Exercise material:
━━━━━━━━━━━━━━━━━━━━━━━━━━━━━━
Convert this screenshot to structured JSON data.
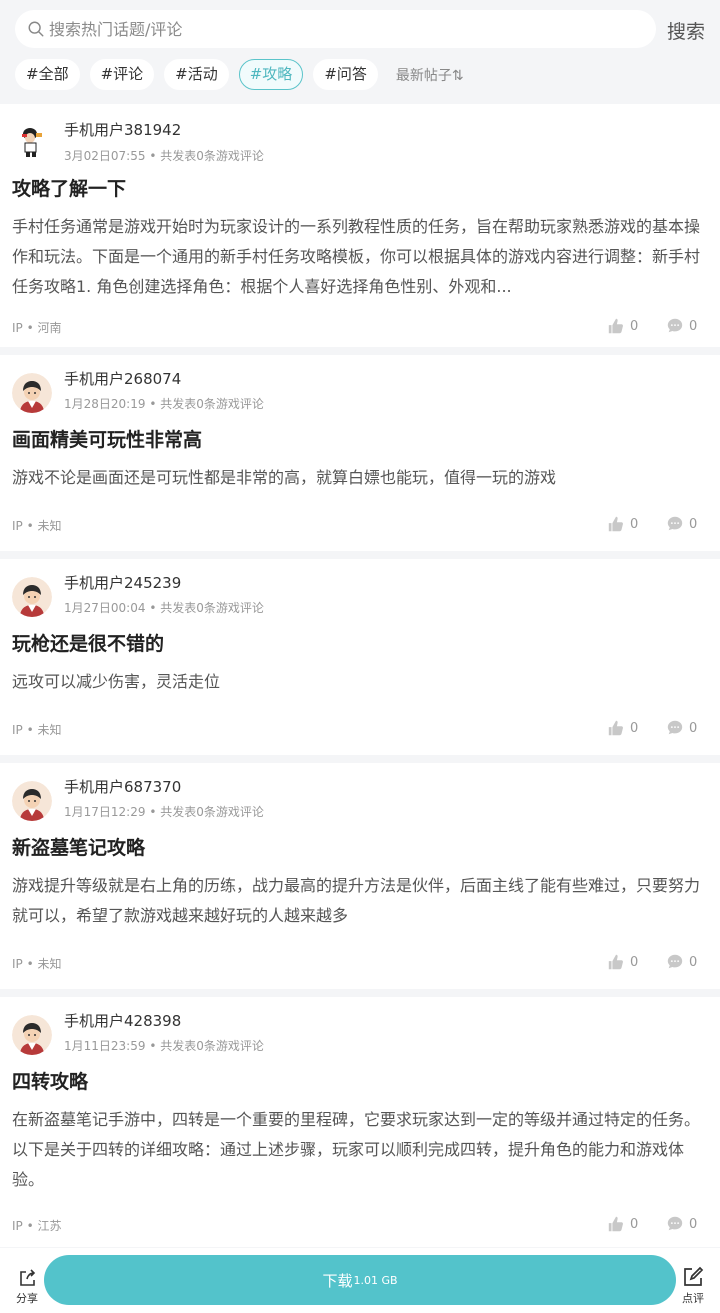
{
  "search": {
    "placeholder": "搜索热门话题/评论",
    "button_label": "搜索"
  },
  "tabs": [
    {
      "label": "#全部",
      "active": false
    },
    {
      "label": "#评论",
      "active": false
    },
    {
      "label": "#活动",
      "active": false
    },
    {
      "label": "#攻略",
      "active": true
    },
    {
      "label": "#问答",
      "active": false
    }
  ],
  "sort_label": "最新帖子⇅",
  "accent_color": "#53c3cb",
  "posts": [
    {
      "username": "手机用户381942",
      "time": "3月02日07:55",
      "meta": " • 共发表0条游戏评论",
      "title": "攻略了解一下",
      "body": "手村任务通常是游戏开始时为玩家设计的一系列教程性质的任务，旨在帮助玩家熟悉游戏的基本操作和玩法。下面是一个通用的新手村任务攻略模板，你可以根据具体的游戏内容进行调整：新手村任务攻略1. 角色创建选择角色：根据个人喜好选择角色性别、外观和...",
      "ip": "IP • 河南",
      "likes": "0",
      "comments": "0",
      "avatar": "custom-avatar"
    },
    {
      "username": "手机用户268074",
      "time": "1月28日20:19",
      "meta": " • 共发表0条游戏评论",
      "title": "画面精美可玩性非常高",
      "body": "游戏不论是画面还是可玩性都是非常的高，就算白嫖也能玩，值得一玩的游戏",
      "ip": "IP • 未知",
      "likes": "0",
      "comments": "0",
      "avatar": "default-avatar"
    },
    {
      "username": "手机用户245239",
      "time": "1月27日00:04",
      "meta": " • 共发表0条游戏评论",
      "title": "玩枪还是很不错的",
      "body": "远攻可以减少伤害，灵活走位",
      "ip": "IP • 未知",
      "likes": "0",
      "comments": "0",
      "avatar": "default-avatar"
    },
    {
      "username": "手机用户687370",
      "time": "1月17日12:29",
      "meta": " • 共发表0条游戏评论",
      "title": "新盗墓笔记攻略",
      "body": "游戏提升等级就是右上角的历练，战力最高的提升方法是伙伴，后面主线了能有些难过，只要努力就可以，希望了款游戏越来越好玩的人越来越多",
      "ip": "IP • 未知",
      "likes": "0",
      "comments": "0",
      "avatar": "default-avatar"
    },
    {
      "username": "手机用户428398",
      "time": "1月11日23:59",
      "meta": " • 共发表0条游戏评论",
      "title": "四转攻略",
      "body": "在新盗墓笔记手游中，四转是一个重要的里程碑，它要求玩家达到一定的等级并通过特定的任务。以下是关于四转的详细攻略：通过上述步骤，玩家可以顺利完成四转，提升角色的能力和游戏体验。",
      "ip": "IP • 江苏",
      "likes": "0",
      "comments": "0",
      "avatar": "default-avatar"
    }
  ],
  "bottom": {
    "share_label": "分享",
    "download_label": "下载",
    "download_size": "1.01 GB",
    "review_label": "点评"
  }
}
━━━━━━━━━━━━━━━━━━━━━━━━━━━━━━
Job: In your copy of the listing above, reproduce each line exactly and omit all pictures.

Exercise output:
Convert this screenshot to structured JSON data.
{
  "search": {
    "placeholder": "搜索热门话题/评论",
    "button_label": "搜索"
  },
  "tabs": [
    {
      "label": "#全部",
      "active": false
    },
    {
      "label": "#评论",
      "active": false
    },
    {
      "label": "#活动",
      "active": false
    },
    {
      "label": "#攻略",
      "active": true
    },
    {
      "label": "#问答",
      "active": false
    }
  ],
  "sort_label": "最新帖子⇅",
  "accent_color": "#53c3cb",
  "posts": [
    {
      "username": "手机用户381942",
      "time": "3月02日07:55",
      "meta": " • 共发表0条游戏评论",
      "title": "攻略了解一下",
      "body": "手村任务通常是游戏开始时为玩家设计的一系列教程性质的任务，旨在帮助玩家熟悉游戏的基本操作和玩法。下面是一个通用的新手村任务攻略模板，你可以根据具体的游戏内容进行调整：新手村任务攻略1. 角色创建选择角色：根据个人喜好选择角色性别、外观和...",
      "ip": "IP • 河南",
      "likes": "0",
      "comments": "0",
      "avatar": "custom-avatar"
    },
    {
      "username": "手机用户268074",
      "time": "1月28日20:19",
      "meta": " • 共发表0条游戏评论",
      "title": "画面精美可玩性非常高",
      "body": "游戏不论是画面还是可玩性都是非常的高，就算白嫖也能玩，值得一玩的游戏",
      "ip": "IP • 未知",
      "likes": "0",
      "comments": "0",
      "avatar": "default-avatar"
    },
    {
      "username": "手机用户245239",
      "time": "1月27日00:04",
      "meta": " • 共发表0条游戏评论",
      "title": "玩枪还是很不错的",
      "body": "远攻可以减少伤害，灵活走位",
      "ip": "IP • 未知",
      "likes": "0",
      "comments": "0",
      "avatar": "default-avatar"
    },
    {
      "username": "手机用户687370",
      "time": "1月17日12:29",
      "meta": " • 共发表0条游戏评论",
      "title": "新盗墓笔记攻略",
      "body": "游戏提升等级就是右上角的历练，战力最高的提升方法是伙伴，后面主线了能有些难过，只要努力就可以，希望了款游戏越来越好玩的人越来越多",
      "ip": "IP • 未知",
      "likes": "0",
      "comments": "0",
      "avatar": "default-avatar"
    },
    {
      "username": "手机用户428398",
      "time": "1月11日23:59",
      "meta": " • 共发表0条游戏评论",
      "title": "四转攻略",
      "body": "在新盗墓笔记手游中，四转是一个重要的里程碑，它要求玩家达到一定的等级并通过特定的任务。以下是关于四转的详细攻略：通过上述步骤，玩家可以顺利完成四转，提升角色的能力和游戏体验。",
      "ip": "IP • 江苏",
      "likes": "0",
      "comments": "0",
      "avatar": "default-avatar"
    }
  ],
  "bottom": {
    "share_label": "分享",
    "download_label": "下载",
    "download_size": "1.01 GB",
    "review_label": "点评"
  }
}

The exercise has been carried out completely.